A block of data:
* * * *

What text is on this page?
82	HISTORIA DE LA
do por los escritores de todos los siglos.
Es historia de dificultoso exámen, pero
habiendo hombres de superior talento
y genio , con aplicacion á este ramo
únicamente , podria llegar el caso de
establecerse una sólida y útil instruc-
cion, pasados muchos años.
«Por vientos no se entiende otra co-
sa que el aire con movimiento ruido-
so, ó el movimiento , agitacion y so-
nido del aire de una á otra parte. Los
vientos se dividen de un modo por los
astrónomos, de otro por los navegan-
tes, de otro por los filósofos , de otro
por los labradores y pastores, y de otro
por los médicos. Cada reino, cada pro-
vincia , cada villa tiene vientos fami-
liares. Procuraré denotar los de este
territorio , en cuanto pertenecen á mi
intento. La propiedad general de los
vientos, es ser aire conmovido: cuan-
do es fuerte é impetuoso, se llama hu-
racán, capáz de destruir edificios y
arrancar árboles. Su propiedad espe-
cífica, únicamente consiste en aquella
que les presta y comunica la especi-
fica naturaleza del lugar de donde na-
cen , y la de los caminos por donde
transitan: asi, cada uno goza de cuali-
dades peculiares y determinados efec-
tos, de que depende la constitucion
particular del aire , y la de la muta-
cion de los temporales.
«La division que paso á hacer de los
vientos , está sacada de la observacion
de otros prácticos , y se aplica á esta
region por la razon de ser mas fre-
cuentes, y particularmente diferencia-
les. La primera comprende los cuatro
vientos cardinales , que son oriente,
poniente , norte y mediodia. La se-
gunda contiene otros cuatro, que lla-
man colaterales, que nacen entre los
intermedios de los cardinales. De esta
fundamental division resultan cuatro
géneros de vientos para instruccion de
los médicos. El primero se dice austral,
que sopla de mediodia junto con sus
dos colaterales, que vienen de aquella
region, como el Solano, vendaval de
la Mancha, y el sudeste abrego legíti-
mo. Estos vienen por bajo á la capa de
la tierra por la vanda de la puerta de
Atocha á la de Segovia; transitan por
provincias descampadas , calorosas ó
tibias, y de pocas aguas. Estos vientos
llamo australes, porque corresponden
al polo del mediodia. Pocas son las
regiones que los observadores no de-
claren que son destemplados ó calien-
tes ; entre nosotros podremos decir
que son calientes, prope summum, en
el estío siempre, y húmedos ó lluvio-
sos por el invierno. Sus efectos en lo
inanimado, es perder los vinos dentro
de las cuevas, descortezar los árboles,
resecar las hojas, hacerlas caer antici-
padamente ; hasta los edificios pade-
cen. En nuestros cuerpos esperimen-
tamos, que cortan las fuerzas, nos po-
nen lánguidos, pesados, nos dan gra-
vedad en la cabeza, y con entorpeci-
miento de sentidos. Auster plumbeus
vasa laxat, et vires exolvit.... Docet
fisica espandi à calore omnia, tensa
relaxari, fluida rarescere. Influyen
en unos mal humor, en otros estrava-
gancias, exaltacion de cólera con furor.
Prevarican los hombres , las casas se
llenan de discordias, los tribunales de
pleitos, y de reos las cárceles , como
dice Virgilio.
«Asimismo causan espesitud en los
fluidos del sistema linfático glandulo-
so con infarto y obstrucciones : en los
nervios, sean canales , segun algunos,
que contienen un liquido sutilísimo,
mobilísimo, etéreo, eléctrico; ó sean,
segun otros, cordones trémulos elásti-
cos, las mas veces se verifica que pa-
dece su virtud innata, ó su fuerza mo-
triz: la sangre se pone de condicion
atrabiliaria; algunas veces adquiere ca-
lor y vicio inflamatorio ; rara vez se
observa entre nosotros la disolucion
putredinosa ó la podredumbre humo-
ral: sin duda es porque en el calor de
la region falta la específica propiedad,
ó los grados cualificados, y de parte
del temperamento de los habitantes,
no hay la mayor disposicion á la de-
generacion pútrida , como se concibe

* * * *

Every entry needs to be retyped exactly.

What text is on this page?
82	HISTORIA DE LA
do por los escritores de todos los siglos.
Es historia de dificultoso exámen, pero
habiendo hombres de superior talento
y genio , con aplicacion á este ramo
únicamente , podria llegar el caso de
establecerse una sólida y útil instruc-
cion, pasados muchos años.
«Por vientos no se entiende otra co-
sa que el aire con movimiento ruido-
so, ó el movimiento , agitacion y so-
nido del aire de una á otra parte. Los
vientos se dividen de un modo por los
astrónomos, de otro por los navegan-
tes, de otro por los filósofos , de otro
por los labradores y pastores, y de otro
por los médicos. Cada reino, cada pro-
vincia , cada villa tiene vientos fami-
liares. Procuraré denotar los de este
territorio , en cuanto pertenecen á mi
intento. La propiedad general de los
vientos, es ser aire conmovido: cuan-
do es fuerte é impetuoso, se llama hu-
racán, capáz de destruir edificios y
arrancar árboles. Su propiedad espe-
cífica, únicamente consiste en aquella
que les presta y comunica la especi-
fica naturaleza del lugar de donde na-
cen , y la de los caminos por donde
transitan: asi, cada uno goza de cuali-
dades peculiares y determinados efec-
tos, de que depende la constitucion
particular del aire , y la de la muta-
cion de los temporales.
«La division que paso á hacer de los
vientos , está sacada de la observacion
de otros prácticos , y se aplica á esta
region por la razon de ser mas fre-
cuentes, y particularmente diferencia-
les. La primera comprende los cuatro
vientos cardinales , que son oriente,
poniente , norte y mediodia. La se-
gunda contiene otros cuatro, que lla-
man colaterales, que nacen entre los
intermedios de los cardinales. De esta
fundamental division resultan cuatro
géneros de vientos para instruccion de
los médicos. El primero se dice austral,
que sopla de mediodia junto con sus
dos colaterales, que vienen de aquella
region, como el Solano, vendaval de
la Mancha, y el sudeste abrego legíti-
mo. Estos vienen por bajo á la capa de
la tierra por la vanda de la puerta de
Atocha á la de Segovia; transitan por
provincias descampadas , calorosas ó
tibias, y de pocas aguas. Estos vientos
llamo australes, porque corresponden
al polo del mediodia. Pocas son las
regiones que los observadores no de-
claren que son destemplados ó calien-
tes ; entre nosotros podremos decir
que son calientes, prope summum, en
el estío siempre, y húmedos ó lluvio-
sos por el invierno. Sus efectos en lo
inanimado, es perder los vinos dentro
de las cuevas, descortezar los árboles,
resecar las hojas, hacerlas caer antici-
padamente ; hasta los edificios pade-
cen. En nuestros cuerpos esperimen-
tamos, que cortan las fuerzas, nos po-
nen lánguidos, pesados, nos dan gra-
vedad en la cabeza, y con entorpeci-
miento de sentidos. Auster plumbeus
vasa laxat, et vires exolvit.... Docet
fisica espandi à calore omnia, tensa
relaxari, fluida rarescere. Influyen
en unos mal humor, en otros estrava-
gancias, exaltacion de cólera con furor.
Prevarican los hombres , las casas se
llenan de discordias, los tribunales de
pleitos, y de reos las cárceles , como
dice Virgilio.
«Asimismo causan espesitud en los
fluidos del sistema linfático glandulo-
so con infarto y obstrucciones : en los
nervios, sean canales , segun algunos,
que contienen un liquido sutilísimo,
mobilísimo, etéreo, eléctrico; ó sean,
segun otros, cordones trémulos elásti-
cos, las mas veces se verifica que pa-
dece su virtud innata, ó su fuerza mo-
triz: la sangre se pone de condicion
atrabiliaria; algunas veces adquiere ca-
lor y vicio inflamatorio ; rara vez se
observa entre nosotros la disolucion
putredinosa ó la podredumbre humo-
ral: sin duda es porque en el calor de
la region falta la específica propiedad,
ó los grados cualificados, y de parte
del temperamento de los habitantes,
no hay la mayor disposicion á la de-
generacion pútrida , como se concibe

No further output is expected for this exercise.